-- START OF Data for processing --

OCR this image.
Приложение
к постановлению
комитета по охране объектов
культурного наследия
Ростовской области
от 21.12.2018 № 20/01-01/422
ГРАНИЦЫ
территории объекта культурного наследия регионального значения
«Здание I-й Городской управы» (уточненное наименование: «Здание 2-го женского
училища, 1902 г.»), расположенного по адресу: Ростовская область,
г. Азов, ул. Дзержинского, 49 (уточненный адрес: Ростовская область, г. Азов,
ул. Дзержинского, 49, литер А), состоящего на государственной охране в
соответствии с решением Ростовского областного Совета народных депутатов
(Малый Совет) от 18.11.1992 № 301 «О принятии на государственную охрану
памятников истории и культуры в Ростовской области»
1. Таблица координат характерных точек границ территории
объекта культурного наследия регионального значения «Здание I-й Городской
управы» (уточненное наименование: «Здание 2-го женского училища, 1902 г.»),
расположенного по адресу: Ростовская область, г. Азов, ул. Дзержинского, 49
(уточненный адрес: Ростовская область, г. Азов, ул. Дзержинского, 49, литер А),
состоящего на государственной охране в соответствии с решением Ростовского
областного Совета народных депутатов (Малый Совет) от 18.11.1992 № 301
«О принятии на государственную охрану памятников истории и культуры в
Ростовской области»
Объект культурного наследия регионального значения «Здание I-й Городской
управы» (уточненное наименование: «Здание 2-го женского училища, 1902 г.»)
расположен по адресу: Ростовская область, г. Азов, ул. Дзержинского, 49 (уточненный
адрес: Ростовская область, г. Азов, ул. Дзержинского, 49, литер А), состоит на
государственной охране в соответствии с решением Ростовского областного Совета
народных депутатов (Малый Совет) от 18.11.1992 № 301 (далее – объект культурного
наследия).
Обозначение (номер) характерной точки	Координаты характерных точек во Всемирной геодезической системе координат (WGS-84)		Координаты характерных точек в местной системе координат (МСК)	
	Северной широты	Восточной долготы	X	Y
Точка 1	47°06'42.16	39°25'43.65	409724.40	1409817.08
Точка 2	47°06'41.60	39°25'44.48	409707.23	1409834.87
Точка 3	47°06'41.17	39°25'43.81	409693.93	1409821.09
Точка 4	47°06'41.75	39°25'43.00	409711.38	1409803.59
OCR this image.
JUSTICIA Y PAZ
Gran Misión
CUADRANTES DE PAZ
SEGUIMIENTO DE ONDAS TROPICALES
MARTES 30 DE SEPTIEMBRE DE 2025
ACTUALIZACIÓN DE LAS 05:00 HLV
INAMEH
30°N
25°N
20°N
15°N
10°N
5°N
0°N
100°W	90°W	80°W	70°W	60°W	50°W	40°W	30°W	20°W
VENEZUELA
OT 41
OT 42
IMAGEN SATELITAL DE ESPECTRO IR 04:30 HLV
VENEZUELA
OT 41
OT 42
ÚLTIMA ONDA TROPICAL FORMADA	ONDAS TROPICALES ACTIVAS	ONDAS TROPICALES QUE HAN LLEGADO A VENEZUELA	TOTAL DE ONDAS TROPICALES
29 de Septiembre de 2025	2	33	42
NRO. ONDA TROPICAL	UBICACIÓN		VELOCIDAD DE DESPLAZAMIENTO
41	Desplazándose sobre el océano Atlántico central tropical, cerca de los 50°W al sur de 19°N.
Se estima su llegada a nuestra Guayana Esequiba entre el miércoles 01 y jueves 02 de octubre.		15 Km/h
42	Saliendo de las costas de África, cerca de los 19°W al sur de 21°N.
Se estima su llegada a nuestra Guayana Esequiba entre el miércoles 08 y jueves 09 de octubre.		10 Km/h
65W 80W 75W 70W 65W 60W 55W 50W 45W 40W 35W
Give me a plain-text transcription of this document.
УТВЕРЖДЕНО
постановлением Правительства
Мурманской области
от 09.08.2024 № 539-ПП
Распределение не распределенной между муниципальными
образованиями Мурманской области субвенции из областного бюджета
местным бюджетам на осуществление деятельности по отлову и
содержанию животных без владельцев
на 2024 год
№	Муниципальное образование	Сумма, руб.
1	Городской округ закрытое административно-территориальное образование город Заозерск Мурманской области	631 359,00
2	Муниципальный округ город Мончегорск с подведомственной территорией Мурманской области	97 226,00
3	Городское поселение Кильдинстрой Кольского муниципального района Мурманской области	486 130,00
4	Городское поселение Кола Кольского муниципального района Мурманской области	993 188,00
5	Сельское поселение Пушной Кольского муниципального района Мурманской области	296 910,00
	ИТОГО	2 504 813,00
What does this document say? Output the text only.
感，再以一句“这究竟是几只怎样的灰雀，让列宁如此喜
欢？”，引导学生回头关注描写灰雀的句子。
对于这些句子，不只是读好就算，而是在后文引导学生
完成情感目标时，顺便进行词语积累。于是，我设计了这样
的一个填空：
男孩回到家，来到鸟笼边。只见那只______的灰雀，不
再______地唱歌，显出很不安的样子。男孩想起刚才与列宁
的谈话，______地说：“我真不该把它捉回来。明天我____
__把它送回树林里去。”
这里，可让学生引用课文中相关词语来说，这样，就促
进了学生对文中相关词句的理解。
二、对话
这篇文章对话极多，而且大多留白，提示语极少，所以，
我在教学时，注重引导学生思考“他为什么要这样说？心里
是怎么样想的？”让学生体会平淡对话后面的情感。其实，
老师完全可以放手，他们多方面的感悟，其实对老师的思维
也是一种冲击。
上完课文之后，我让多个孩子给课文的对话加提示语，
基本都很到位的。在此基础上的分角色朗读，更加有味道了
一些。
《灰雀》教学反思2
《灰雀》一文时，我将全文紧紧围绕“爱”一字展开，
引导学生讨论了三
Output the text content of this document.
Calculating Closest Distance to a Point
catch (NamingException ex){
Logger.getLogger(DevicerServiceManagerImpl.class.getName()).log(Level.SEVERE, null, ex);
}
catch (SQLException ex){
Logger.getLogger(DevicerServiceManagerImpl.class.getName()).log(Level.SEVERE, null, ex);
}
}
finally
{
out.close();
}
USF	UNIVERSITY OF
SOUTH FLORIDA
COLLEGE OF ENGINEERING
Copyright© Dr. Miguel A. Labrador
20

-- END OF Data for processing --

Copy each line of the preceding data that contains the string "entre".

Se estima su llegada a nuestra Guayana Esequiba entre el miércoles 01 y jueves 02 de octubre.		15 Km/h
Se estima su llegada a nuestra Guayana Esequiba entre el miércoles 08 y jueves 09 de octubre.		10 Km/h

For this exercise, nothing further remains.